**Your task:** Repeat every record below exactly as it appears.

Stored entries
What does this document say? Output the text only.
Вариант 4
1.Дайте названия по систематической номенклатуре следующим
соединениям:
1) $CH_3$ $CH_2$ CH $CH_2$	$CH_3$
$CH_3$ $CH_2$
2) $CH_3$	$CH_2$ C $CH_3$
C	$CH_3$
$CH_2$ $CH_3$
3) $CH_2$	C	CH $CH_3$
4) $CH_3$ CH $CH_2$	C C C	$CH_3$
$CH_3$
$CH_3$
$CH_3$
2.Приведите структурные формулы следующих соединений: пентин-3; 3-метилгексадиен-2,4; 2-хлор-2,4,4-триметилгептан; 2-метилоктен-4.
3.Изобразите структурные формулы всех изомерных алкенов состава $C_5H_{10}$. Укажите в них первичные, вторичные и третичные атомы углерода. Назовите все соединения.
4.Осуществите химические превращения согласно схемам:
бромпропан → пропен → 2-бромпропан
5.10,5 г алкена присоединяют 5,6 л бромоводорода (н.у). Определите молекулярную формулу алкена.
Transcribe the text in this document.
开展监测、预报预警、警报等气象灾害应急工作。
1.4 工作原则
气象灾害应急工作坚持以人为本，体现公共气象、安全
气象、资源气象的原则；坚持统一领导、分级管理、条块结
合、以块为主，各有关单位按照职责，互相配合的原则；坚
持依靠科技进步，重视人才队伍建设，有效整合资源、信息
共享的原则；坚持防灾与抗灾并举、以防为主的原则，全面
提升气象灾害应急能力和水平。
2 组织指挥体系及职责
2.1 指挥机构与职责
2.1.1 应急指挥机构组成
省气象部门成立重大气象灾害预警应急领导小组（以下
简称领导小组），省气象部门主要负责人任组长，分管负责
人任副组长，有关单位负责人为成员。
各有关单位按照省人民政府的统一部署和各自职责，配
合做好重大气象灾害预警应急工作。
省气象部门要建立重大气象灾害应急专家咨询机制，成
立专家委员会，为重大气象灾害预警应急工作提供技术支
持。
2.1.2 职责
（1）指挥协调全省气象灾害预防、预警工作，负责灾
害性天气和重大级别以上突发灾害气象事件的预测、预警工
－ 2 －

**Written response:**
What does this document say? Output the text only.
Вариант 4
1.Дайте названия по систематической номенклатуре следующим
соединениям:
1) $CH_3$ $CH_2$ CH $CH_2$	$CH_3$
$CH_3$ $CH_2$
2) $CH_3$	$CH_2$ C $CH_3$
C	$CH_3$
$CH_2$ $CH_3$
3) $CH_2$	C	CH $CH_3$
4) $CH_3$ CH $CH_2$	C C C	$CH_3$
$CH_3$
$CH_3$
$CH_3$
2.Приведите структурные формулы следующих соединений: пентин-3; 3-метилгексадиен-2,4; 2-хлор-2,4,4-триметилгептан; 2-метилоктен-4.
3.Изобразите структурные формулы всех изомерных алкенов состава $C_5H_{10}$. Укажите в них первичные, вторичные и третичные атомы углерода. Назовите все соединения.
4.Осуществите химические превращения согласно схемам:
бромпропан → пропен → 2-бромпропан
5.10,5 г алкена присоединяют 5,6 л бромоводорода (н.у). Определите молекулярную формулу алкена.
Transcribe the text in this document.
开展监测、预报预警、警报等气象灾害应急工作。
1.4 工作原则
气象灾害应急工作坚持以人为本，体现公共气象、安全
气象、资源气象的原则；坚持统一领导、分级管理、条块结
合、以块为主，各有关单位按照职责，互相配合的原则；坚
持依靠科技进步，重视人才队伍建设，有效整合资源、信息
共享的原则；坚持防灾与抗灾并举、以防为主的原则，全面
提升气象灾害应急能力和水平。
2 组织指挥体系及职责
2.1 指挥机构与职责
2.1.1 应急指挥机构组成
省气象部门成立重大气象灾害预警应急领导小组（以下
简称领导小组），省气象部门主要负责人任组长，分管负责
人任副组长，有关单位负责人为成员。
各有关单位按照省人民政府的统一部署和各自职责，配
合做好重大气象灾害预警应急工作。
省气象部门要建立重大气象灾害应急专家咨询机制，成
立专家委员会，为重大气象灾害预警应急工作提供技术支
持。
2.1.2 职责
（1）指挥协调全省气象灾害预防、预警工作，负责灾
害性天气和重大级别以上突发灾害气象事件的预测、预警工
－ 2 －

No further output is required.